(Data excerpts)
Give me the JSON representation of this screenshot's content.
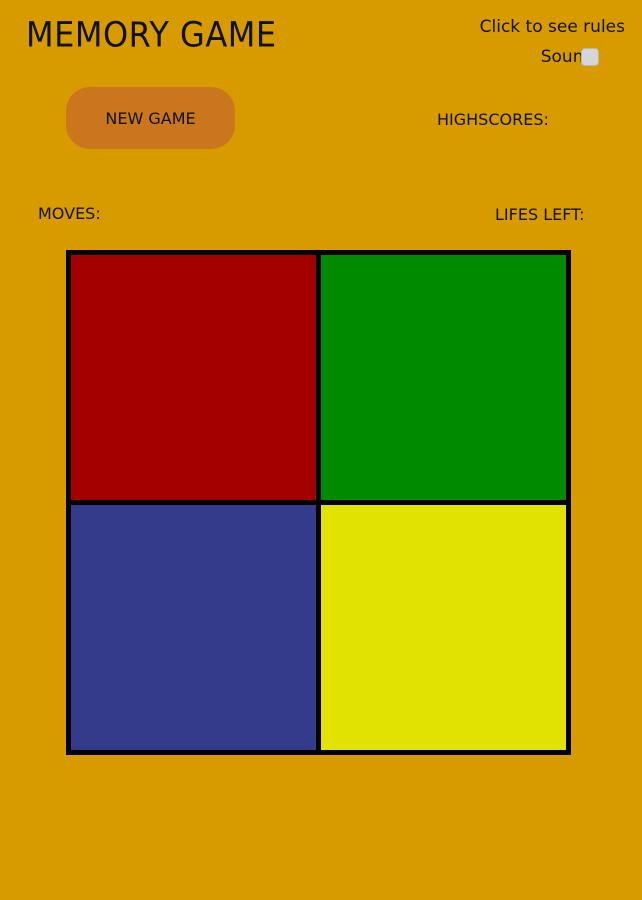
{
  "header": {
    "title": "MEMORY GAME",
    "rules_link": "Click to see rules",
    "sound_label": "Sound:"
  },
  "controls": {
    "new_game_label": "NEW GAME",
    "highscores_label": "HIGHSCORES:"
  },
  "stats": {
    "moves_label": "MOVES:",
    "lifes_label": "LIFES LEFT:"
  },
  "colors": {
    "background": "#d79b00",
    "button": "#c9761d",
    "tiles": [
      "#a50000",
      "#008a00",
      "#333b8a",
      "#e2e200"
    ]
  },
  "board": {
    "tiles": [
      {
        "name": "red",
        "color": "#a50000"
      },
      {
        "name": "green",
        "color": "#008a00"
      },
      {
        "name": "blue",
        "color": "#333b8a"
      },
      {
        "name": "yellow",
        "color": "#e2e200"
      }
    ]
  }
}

* * *

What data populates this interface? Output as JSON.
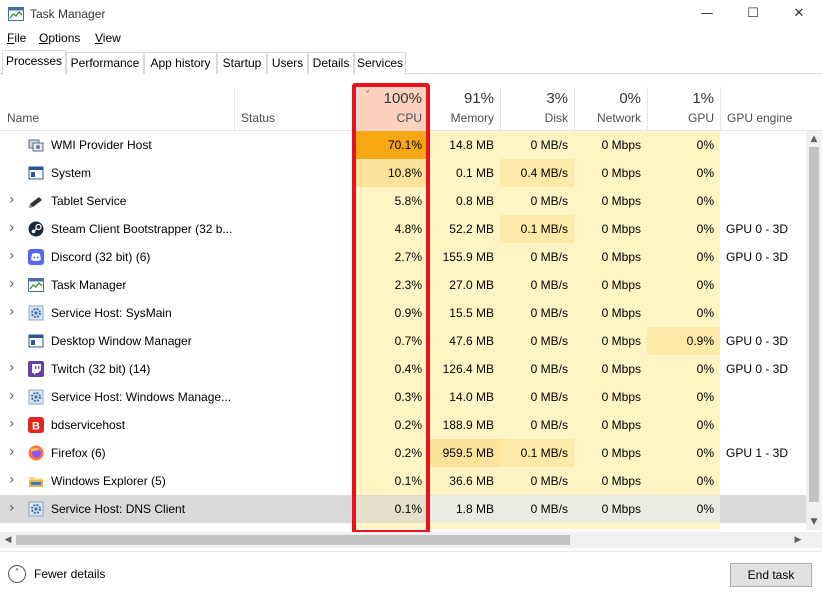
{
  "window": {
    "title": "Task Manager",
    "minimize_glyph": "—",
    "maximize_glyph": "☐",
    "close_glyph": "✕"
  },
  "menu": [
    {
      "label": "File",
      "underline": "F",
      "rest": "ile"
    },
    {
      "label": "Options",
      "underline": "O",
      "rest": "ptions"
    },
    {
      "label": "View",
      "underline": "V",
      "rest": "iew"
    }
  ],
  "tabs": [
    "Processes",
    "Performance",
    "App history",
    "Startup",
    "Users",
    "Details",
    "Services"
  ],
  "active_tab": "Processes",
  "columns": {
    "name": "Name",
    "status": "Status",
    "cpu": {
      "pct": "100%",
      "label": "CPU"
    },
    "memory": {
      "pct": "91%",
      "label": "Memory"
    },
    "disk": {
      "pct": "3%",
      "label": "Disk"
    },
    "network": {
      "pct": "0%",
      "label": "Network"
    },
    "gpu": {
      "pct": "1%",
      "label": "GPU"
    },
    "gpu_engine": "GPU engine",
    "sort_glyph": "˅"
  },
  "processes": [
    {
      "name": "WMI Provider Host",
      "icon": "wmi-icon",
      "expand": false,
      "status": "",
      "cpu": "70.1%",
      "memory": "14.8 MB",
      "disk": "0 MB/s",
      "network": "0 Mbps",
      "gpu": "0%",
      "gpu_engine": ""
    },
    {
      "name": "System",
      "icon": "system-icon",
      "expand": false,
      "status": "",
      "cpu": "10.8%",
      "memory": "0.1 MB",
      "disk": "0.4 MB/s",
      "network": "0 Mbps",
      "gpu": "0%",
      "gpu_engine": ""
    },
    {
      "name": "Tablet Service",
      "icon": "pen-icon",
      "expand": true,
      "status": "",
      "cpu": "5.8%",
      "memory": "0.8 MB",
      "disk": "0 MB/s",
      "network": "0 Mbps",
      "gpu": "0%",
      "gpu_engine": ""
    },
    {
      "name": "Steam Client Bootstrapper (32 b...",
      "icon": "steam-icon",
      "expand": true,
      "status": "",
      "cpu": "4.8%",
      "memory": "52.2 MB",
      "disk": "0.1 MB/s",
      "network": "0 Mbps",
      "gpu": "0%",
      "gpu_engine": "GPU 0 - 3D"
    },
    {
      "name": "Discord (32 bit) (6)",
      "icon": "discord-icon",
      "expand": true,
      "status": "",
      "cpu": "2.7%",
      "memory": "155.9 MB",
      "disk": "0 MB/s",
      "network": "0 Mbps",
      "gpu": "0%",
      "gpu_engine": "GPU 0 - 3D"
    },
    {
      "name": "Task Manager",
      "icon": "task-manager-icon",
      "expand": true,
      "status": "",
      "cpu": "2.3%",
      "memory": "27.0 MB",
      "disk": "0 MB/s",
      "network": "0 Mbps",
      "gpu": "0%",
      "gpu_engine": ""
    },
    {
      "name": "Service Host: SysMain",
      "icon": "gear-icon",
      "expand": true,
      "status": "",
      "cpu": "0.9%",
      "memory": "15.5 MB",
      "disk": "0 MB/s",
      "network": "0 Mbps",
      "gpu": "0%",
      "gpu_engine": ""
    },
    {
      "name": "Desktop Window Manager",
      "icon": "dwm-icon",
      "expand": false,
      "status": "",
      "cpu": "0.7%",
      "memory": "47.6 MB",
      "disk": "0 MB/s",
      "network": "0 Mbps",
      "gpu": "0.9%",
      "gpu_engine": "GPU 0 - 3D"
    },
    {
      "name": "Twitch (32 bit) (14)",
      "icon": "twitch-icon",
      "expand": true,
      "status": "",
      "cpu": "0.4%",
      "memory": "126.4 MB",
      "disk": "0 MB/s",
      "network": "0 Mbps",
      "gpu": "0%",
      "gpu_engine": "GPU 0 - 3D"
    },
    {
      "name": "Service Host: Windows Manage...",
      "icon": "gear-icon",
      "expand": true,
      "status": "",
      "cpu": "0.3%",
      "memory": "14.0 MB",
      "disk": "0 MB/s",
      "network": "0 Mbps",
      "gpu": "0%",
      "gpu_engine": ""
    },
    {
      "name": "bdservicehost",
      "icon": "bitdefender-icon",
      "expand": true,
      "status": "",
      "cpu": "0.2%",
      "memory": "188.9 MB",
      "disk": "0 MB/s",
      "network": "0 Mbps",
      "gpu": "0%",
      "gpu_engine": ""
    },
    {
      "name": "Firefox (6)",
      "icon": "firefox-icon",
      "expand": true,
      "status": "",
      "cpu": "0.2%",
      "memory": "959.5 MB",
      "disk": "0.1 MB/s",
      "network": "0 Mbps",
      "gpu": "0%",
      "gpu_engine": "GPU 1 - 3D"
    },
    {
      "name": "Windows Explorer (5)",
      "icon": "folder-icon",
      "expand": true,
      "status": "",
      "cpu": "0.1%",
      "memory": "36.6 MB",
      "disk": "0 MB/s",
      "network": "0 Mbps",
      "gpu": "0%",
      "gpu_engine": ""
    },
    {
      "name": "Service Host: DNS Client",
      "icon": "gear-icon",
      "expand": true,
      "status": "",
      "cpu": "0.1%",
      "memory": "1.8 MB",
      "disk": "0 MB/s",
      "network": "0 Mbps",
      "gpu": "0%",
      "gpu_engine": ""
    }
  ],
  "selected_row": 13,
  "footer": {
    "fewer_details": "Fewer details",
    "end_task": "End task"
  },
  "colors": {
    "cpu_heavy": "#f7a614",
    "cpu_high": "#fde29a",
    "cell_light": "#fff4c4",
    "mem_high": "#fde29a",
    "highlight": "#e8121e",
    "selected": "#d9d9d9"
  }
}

(Request) Only lines with the string "this" belong in your answer; copy each one.

(Answer for the task)
Give me the JSON representation of this screenshot's content.
What data populates this interface? Output as JSON.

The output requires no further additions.